Select, from the material below, each line with "using" in it.

(Stored items)
################
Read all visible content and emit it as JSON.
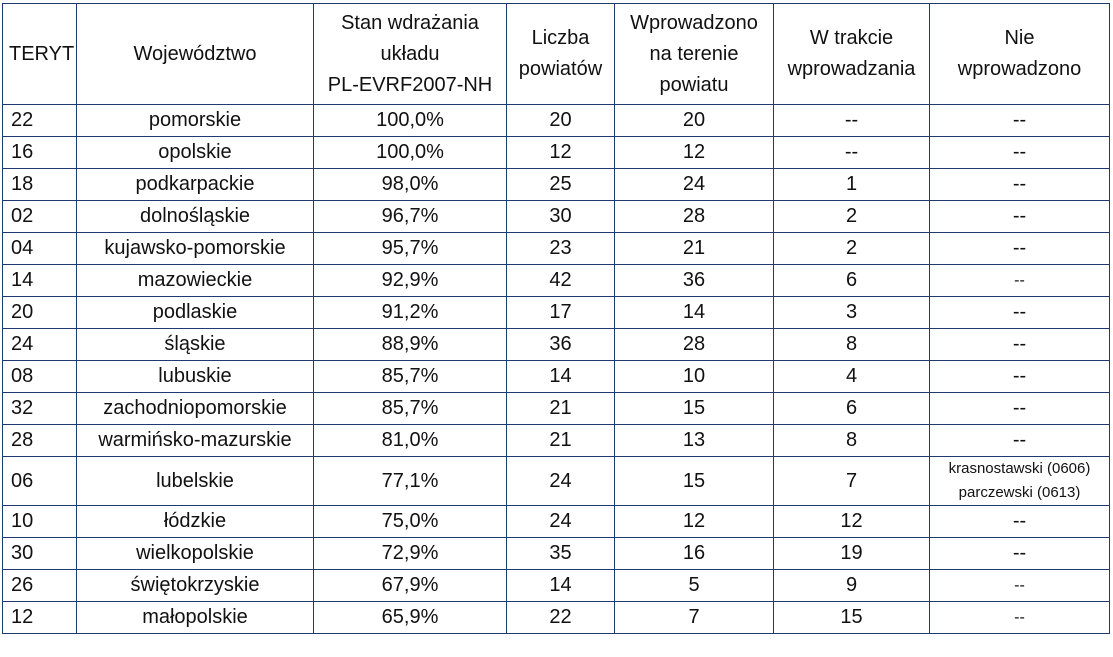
{
  "headers": {
    "teryt": "TERYT",
    "wojewodztwo": "Województwo",
    "stan_l1": "Stan wdrażania",
    "stan_l2": "układu",
    "stan_l3": "PL-EVRF2007-NH",
    "liczba_l1": "Liczba",
    "liczba_l2": "powiatów",
    "wprow_l1": "Wprowadzono",
    "wprow_l2": "na terenie",
    "wprow_l3": "powiatu",
    "trakcie_l1": "W trakcie",
    "trakcie_l2": "wprowadzania",
    "nie_l1": "Nie",
    "nie_l2": "wprowadzono"
  },
  "rows": [
    {
      "teryt": "22",
      "name": "pomorskie",
      "stan": "100,0%",
      "liczba": "20",
      "wprowadzono": "20",
      "w_trakcie": "--",
      "nie": "--"
    },
    {
      "teryt": "16",
      "name": "opolskie",
      "stan": "100,0%",
      "liczba": "12",
      "wprowadzono": "12",
      "w_trakcie": "--",
      "nie": "--"
    },
    {
      "teryt": "18",
      "name": "podkarpackie",
      "stan": "98,0%",
      "liczba": "25",
      "wprowadzono": "24",
      "w_trakcie": "1",
      "nie": "--"
    },
    {
      "teryt": "02",
      "name": "dolnośląskie",
      "stan": "96,7%",
      "liczba": "30",
      "wprowadzono": "28",
      "w_trakcie": "2",
      "nie": "--"
    },
    {
      "teryt": "04",
      "name": "kujawsko-pomorskie",
      "stan": "95,7%",
      "liczba": "23",
      "wprowadzono": "21",
      "w_trakcie": "2",
      "nie": "--"
    },
    {
      "teryt": "14",
      "name": "mazowieckie",
      "stan": "92,9%",
      "liczba": "42",
      "wprowadzono": "36",
      "w_trakcie": "6",
      "nie": "--"
    },
    {
      "teryt": "20",
      "name": "podlaskie",
      "stan": "91,2%",
      "liczba": "17",
      "wprowadzono": "14",
      "w_trakcie": "3",
      "nie": "--"
    },
    {
      "teryt": "24",
      "name": "śląskie",
      "stan": "88,9%",
      "liczba": "36",
      "wprowadzono": "28",
      "w_trakcie": "8",
      "nie": "--"
    },
    {
      "teryt": "08",
      "name": "lubuskie",
      "stan": "85,7%",
      "liczba": "14",
      "wprowadzono": "10",
      "w_trakcie": "4",
      "nie": "--"
    },
    {
      "teryt": "32",
      "name": "zachodniopomorskie",
      "stan": "85,7%",
      "liczba": "21",
      "wprowadzono": "15",
      "w_trakcie": "6",
      "nie": "--"
    },
    {
      "teryt": "28",
      "name": "warmińsko-mazurskie",
      "stan": "81,0%",
      "liczba": "21",
      "wprowadzono": "13",
      "w_trakcie": "8",
      "nie": "--"
    },
    {
      "teryt": "06",
      "name": "lubelskie",
      "stan": "77,1%",
      "liczba": "24",
      "wprowadzono": "15",
      "w_trakcie": "7",
      "nie_l1": "krasnostawski (0606)",
      "nie_l2": "parczewski (0613)"
    },
    {
      "teryt": "10",
      "name": "łódzkie",
      "stan": "75,0%",
      "liczba": "24",
      "wprowadzono": "12",
      "w_trakcie": "12",
      "nie": "--"
    },
    {
      "teryt": "30",
      "name": "wielkopolskie",
      "stan": "72,9%",
      "liczba": "35",
      "wprowadzono": "16",
      "w_trakcie": "19",
      "nie": "--"
    },
    {
      "teryt": "26",
      "name": "świętokrzyskie",
      "stan": "67,9%",
      "liczba": "14",
      "wprowadzono": "5",
      "w_trakcie": "9",
      "nie": "--"
    },
    {
      "teryt": "12",
      "name": "małopolskie",
      "stan": "65,9%",
      "liczba": "22",
      "wprowadzono": "7",
      "w_trakcie": "15",
      "nie": "--"
    }
  ]
}
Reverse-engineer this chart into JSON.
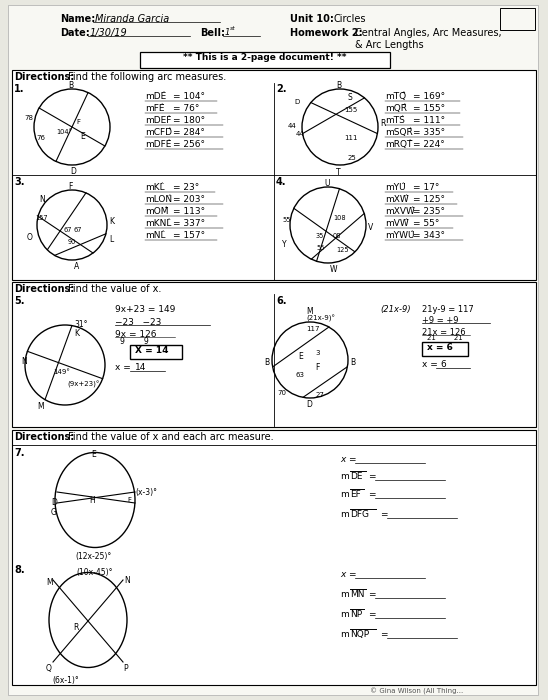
{
  "bg_color": "#e8e8e0",
  "paper_color": "#f8f8f3",
  "name": "Miranda Garcia",
  "date": "1/30/19",
  "bell": "1st"
}
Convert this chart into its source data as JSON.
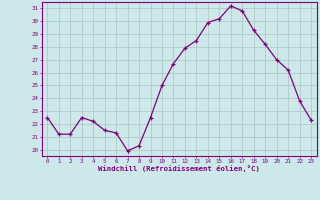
{
  "x": [
    0,
    1,
    2,
    3,
    4,
    5,
    6,
    7,
    8,
    9,
    10,
    11,
    12,
    13,
    14,
    15,
    16,
    17,
    18,
    19,
    20,
    21,
    22,
    23
  ],
  "y": [
    22.5,
    21.2,
    21.2,
    22.5,
    22.2,
    21.5,
    21.3,
    19.9,
    20.3,
    22.5,
    25.0,
    26.7,
    27.9,
    28.5,
    29.9,
    30.2,
    31.2,
    30.8,
    29.3,
    28.2,
    27.0,
    26.2,
    23.8,
    22.3
  ],
  "line_color": "#800080",
  "marker": "+",
  "marker_color": "#800080",
  "bg_color": "#cce8e8",
  "grid_color": "#b0c8c8",
  "xlabel": "Windchill (Refroidissement éolien,°C)",
  "xlabel_color": "#800080",
  "tick_color": "#800080",
  "axis_color": "#800080",
  "ylim": [
    19.5,
    31.5
  ],
  "yticks": [
    20,
    21,
    22,
    23,
    24,
    25,
    26,
    27,
    28,
    29,
    30,
    31
  ],
  "xlim": [
    -0.5,
    23.5
  ],
  "xticks": [
    0,
    1,
    2,
    3,
    4,
    5,
    6,
    7,
    8,
    9,
    10,
    11,
    12,
    13,
    14,
    15,
    16,
    17,
    18,
    19,
    20,
    21,
    22,
    23
  ]
}
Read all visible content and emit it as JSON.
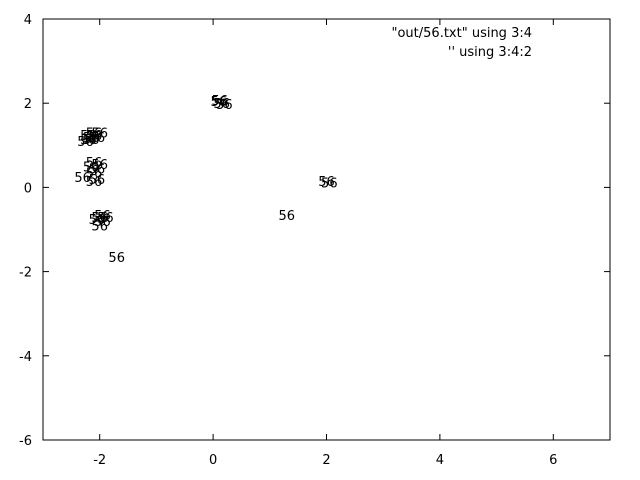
{
  "chart_data": {
    "type": "scatter",
    "xlim": [
      -3,
      7
    ],
    "ylim": [
      -6,
      4
    ],
    "x_ticks": [
      -2,
      0,
      2,
      4,
      6
    ],
    "y_ticks": [
      -6,
      -4,
      -2,
      0,
      2,
      4
    ],
    "grid": false,
    "legend_position": "top-right",
    "series": [
      {
        "name": "\"out/56.txt\" using 3:4",
        "style": "labels",
        "label_text": "56",
        "points": [
          {
            "x": -2.2,
            "y": 1.15
          },
          {
            "x": -2.15,
            "y": 1.2
          },
          {
            "x": -2.1,
            "y": 1.25
          },
          {
            "x": -2.05,
            "y": 1.2
          },
          {
            "x": -2.2,
            "y": 1.25
          },
          {
            "x": -2.1,
            "y": 1.3
          },
          {
            "x": -2.0,
            "y": 1.3
          },
          {
            "x": -2.25,
            "y": 1.1
          },
          {
            "x": -2.15,
            "y": 1.15
          },
          {
            "x": -2.1,
            "y": 0.6
          },
          {
            "x": -2.05,
            "y": 0.45
          },
          {
            "x": -2.1,
            "y": 0.35
          },
          {
            "x": -2.05,
            "y": 0.2
          },
          {
            "x": -2.15,
            "y": 0.5
          },
          {
            "x": -2.0,
            "y": 0.55
          },
          {
            "x": -2.1,
            "y": 0.15
          },
          {
            "x": -2.0,
            "y": -0.7
          },
          {
            "x": -1.95,
            "y": -0.65
          },
          {
            "x": -2.05,
            "y": -0.75
          },
          {
            "x": -1.9,
            "y": -0.7
          },
          {
            "x": -2.0,
            "y": -0.9
          },
          {
            "x": -1.95,
            "y": -0.8
          },
          {
            "x": 0.1,
            "y": 2.05
          },
          {
            "x": 0.15,
            "y": 2.0
          },
          {
            "x": 0.2,
            "y": 1.98
          },
          {
            "x": 0.12,
            "y": 2.08
          },
          {
            "x": 2.0,
            "y": 0.15
          },
          {
            "x": 2.05,
            "y": 0.12
          }
        ]
      },
      {
        "name": "'' using 3:4:2",
        "style": "labels",
        "label_text": "56",
        "points": [
          {
            "x": -2.3,
            "y": 0.25
          },
          {
            "x": 1.3,
            "y": -0.65
          },
          {
            "x": -1.7,
            "y": -1.65
          }
        ]
      }
    ]
  }
}
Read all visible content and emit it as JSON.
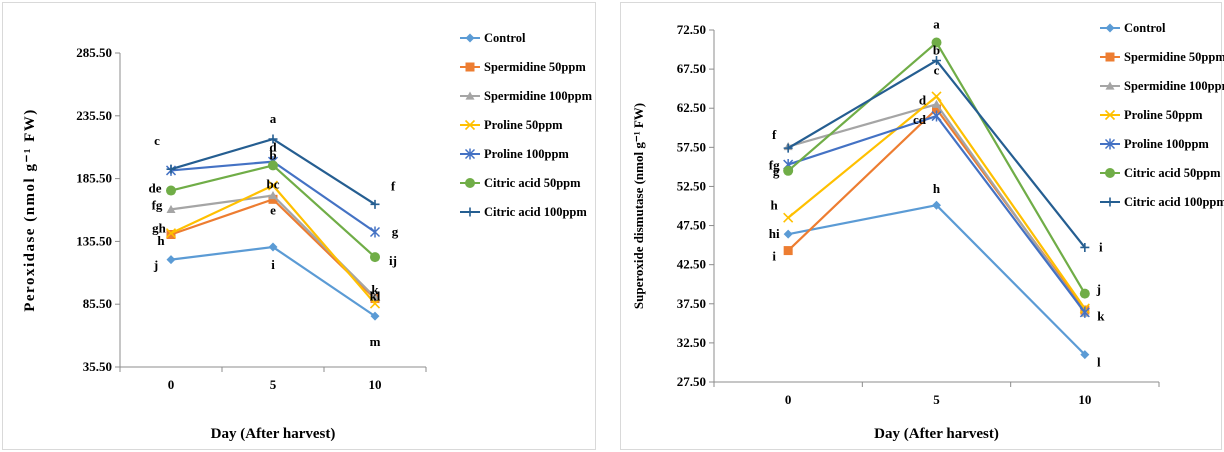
{
  "chart_data": [
    {
      "type": "line",
      "x": [
        "0",
        "5",
        "10"
      ],
      "xlabel": "Day (After harvest)",
      "ylabel": "Peroxidase (nmol g⁻¹ FW)",
      "ylim": [
        35.5,
        285.5
      ],
      "yticks": [
        "35.50",
        "85.50",
        "135.50",
        "185.50",
        "235.50",
        "285.50"
      ],
      "grid": false,
      "legend": "right",
      "series": [
        {
          "name": "Control",
          "color": "#5b9bd5",
          "marker": "diamond",
          "values": [
            121,
            131,
            76
          ],
          "labels": [
            "j",
            "i",
            "m"
          ]
        },
        {
          "name": "Spermidine 50ppm",
          "color": "#ed7d31",
          "marker": "square",
          "values": [
            141,
            169,
            90
          ],
          "labels": [
            "gh",
            "e",
            "kl"
          ]
        },
        {
          "name": "Spermidine 100ppm",
          "color": "#a5a5a5",
          "marker": "triangle",
          "values": [
            161,
            172,
            91
          ],
          "labels": [
            "fg",
            "",
            ""
          ]
        },
        {
          "name": "Proline 50ppm",
          "color": "#ffc000",
          "marker": "x",
          "values": [
            142,
            180,
            86
          ],
          "labels": [
            "h",
            "",
            ""
          ]
        },
        {
          "name": "Proline 100ppm",
          "color": "#4472c4",
          "marker": "star",
          "values": [
            192,
            199,
            143
          ],
          "labels": [
            "",
            "",
            "g"
          ]
        },
        {
          "name": "Citric acid 50ppm",
          "color": "#70ad47",
          "marker": "circle",
          "values": [
            176,
            196,
            123
          ],
          "labels": [
            "de",
            "d",
            "ij"
          ]
        },
        {
          "name": "Citric acid 100ppm",
          "color": "#255e91",
          "marker": "plus",
          "values": [
            193,
            217,
            165
          ],
          "labels": [
            "c",
            "a",
            "f"
          ]
        }
      ],
      "extra_labels": [
        {
          "text": "b",
          "x": "5",
          "y": 204
        },
        {
          "text": "bc",
          "x": "5",
          "y": 181
        },
        {
          "text": "k",
          "x": "10",
          "y": 97
        }
      ]
    },
    {
      "type": "line",
      "x": [
        "0",
        "5",
        "10"
      ],
      "xlabel": "Day (After harvest)",
      "ylabel": "Superoxide dismutase (nmol g⁻¹ FW)",
      "ylim": [
        27.5,
        72.5
      ],
      "yticks": [
        "27.50",
        "32.50",
        "37.50",
        "42.50",
        "47.50",
        "52.50",
        "57.50",
        "62.50",
        "67.50",
        "72.50"
      ],
      "grid": false,
      "legend": "right",
      "series": [
        {
          "name": "Control",
          "color": "#5b9bd5",
          "marker": "diamond",
          "values": [
            46.4,
            50.1,
            31.0
          ],
          "labels": [
            "hi",
            "h",
            "l"
          ]
        },
        {
          "name": "Spermidine 50ppm",
          "color": "#ed7d31",
          "marker": "square",
          "values": [
            44.3,
            62.4,
            36.7
          ],
          "labels": [
            "i",
            "cd",
            ""
          ]
        },
        {
          "name": "Spermidine 100ppm",
          "color": "#a5a5a5",
          "marker": "triangle",
          "values": [
            57.6,
            63.0,
            36.3
          ],
          "labels": [
            "",
            "d",
            ""
          ]
        },
        {
          "name": "Proline 50ppm",
          "color": "#ffc000",
          "marker": "x",
          "values": [
            48.5,
            64.0,
            36.9
          ],
          "labels": [
            "h",
            "c",
            ""
          ]
        },
        {
          "name": "Proline 100ppm",
          "color": "#4472c4",
          "marker": "star",
          "values": [
            55.3,
            61.5,
            36.4
          ],
          "labels": [
            "fg",
            "",
            "k"
          ]
        },
        {
          "name": "Citric acid 50ppm",
          "color": "#70ad47",
          "marker": "circle",
          "values": [
            54.5,
            70.9,
            38.8
          ],
          "labels": [
            "g",
            "a",
            "j"
          ]
        },
        {
          "name": "Citric acid 100ppm",
          "color": "#255e91",
          "marker": "plus",
          "values": [
            57.4,
            68.6,
            44.7
          ],
          "labels": [
            "f",
            "b",
            "i"
          ]
        }
      ],
      "extra_labels": []
    }
  ]
}
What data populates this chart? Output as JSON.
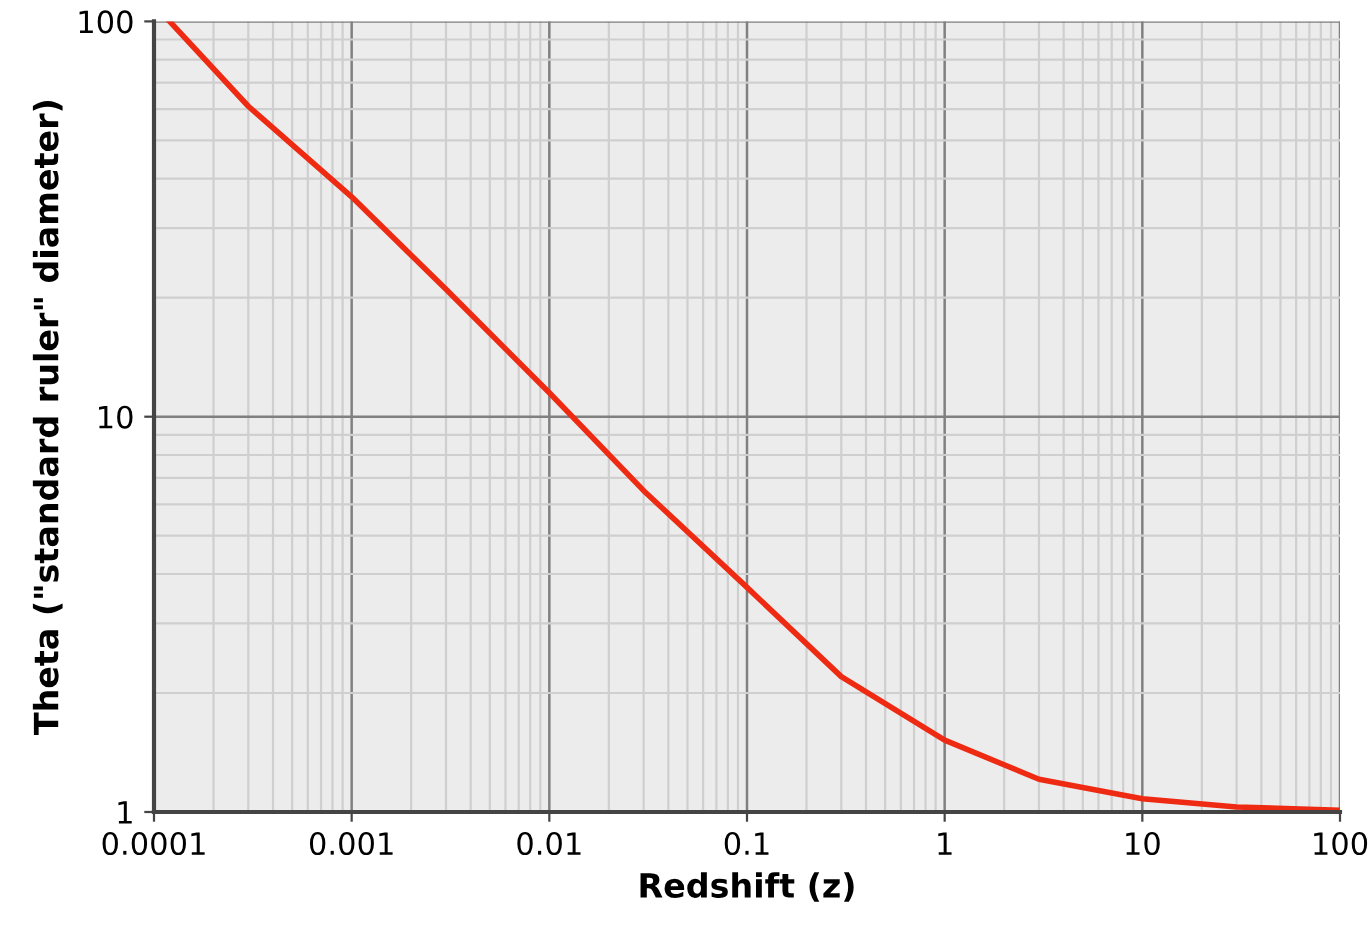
{
  "chart_data": {
    "type": "line",
    "xlabel": "Redshift (z)",
    "ylabel": "Theta (\"standard ruler\" diameter)",
    "log": "xy",
    "grid": true,
    "marker": "none",
    "line_style": "solid",
    "xlim": [
      0.0001,
      100
    ],
    "xticks": [
      0.0001,
      0.001,
      0.01,
      0.1,
      1,
      10,
      100
    ],
    "ylim": [
      1,
      100
    ],
    "yticks": [
      1,
      10,
      100
    ],
    "series": [
      {
        "color": "#ee2a12",
        "x": [
          0.00012,
          0.0003,
          0.001,
          0.003,
          0.01,
          0.03,
          0.1,
          0.3,
          1,
          3,
          10,
          30,
          100
        ],
        "values": [
          100,
          61,
          36,
          21,
          11.5,
          6.5,
          3.7,
          2.2,
          1.52,
          1.21,
          1.08,
          1.03,
          1.01
        ]
      }
    ]
  }
}
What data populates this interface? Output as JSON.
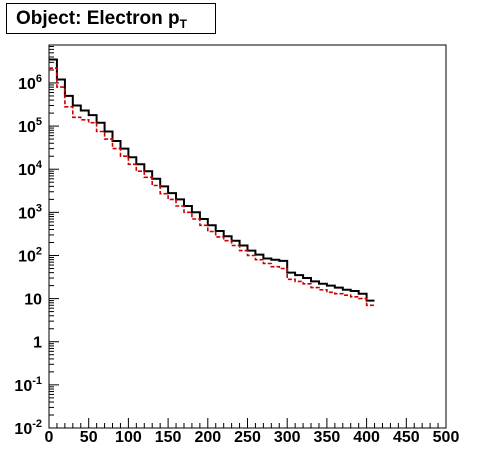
{
  "title": {
    "text": "Object: Electron p",
    "subscript": "T"
  },
  "chart_data": {
    "type": "step",
    "title": "Object: Electron pT",
    "xlim": [
      0,
      500
    ],
    "ylim_log10": [
      -2,
      6.88
    ],
    "y_scale": "log",
    "grid": false,
    "x_ticks": [
      "0",
      "50",
      "100",
      "150",
      "200",
      "250",
      "300",
      "350",
      "400",
      "450",
      "500"
    ],
    "y_ticks": [
      {
        "base": "10",
        "exp": "-2",
        "value": 0.01
      },
      {
        "base": "10",
        "exp": "-1",
        "value": 0.1
      },
      {
        "base": "1",
        "exp": "",
        "value": 1
      },
      {
        "base": "10",
        "exp": "",
        "value": 10
      },
      {
        "base": "10",
        "exp": "2",
        "value": 100
      },
      {
        "base": "10",
        "exp": "3",
        "value": 1000
      },
      {
        "base": "10",
        "exp": "4",
        "value": 10000
      },
      {
        "base": "10",
        "exp": "5",
        "value": 100000
      },
      {
        "base": "10",
        "exp": "6",
        "value": 1000000
      }
    ],
    "bin_width": 10,
    "bin_edges_start": 0,
    "series": [
      {
        "style": "solid",
        "color": "#000000",
        "values": [
          3500000,
          1200000,
          500000,
          300000,
          230000,
          180000,
          120000,
          75000,
          45000,
          30000,
          19000,
          13000,
          9000,
          6000,
          4000,
          2800,
          2000,
          1400,
          1000,
          700,
          500,
          370,
          280,
          220,
          170,
          130,
          105,
          85,
          80,
          75,
          40,
          35,
          30,
          25,
          22,
          20,
          18,
          16,
          15,
          13,
          9
        ]
      },
      {
        "style": "dashed",
        "color": "#cc0000",
        "values": [
          2200000,
          800000,
          280000,
          160000,
          140000,
          120000,
          75000,
          50000,
          30000,
          20000,
          13000,
          9000,
          6500,
          4200,
          2700,
          2000,
          1400,
          1000,
          700,
          500,
          360,
          270,
          220,
          170,
          130,
          100,
          80,
          65,
          55,
          50,
          28,
          25,
          22,
          18,
          16,
          14,
          13,
          12,
          11,
          10,
          7
        ]
      }
    ]
  }
}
################
--- Response ---
        "name": "\"out/56.txt\" using 3:4",
        "name": "'' using 3:4:2",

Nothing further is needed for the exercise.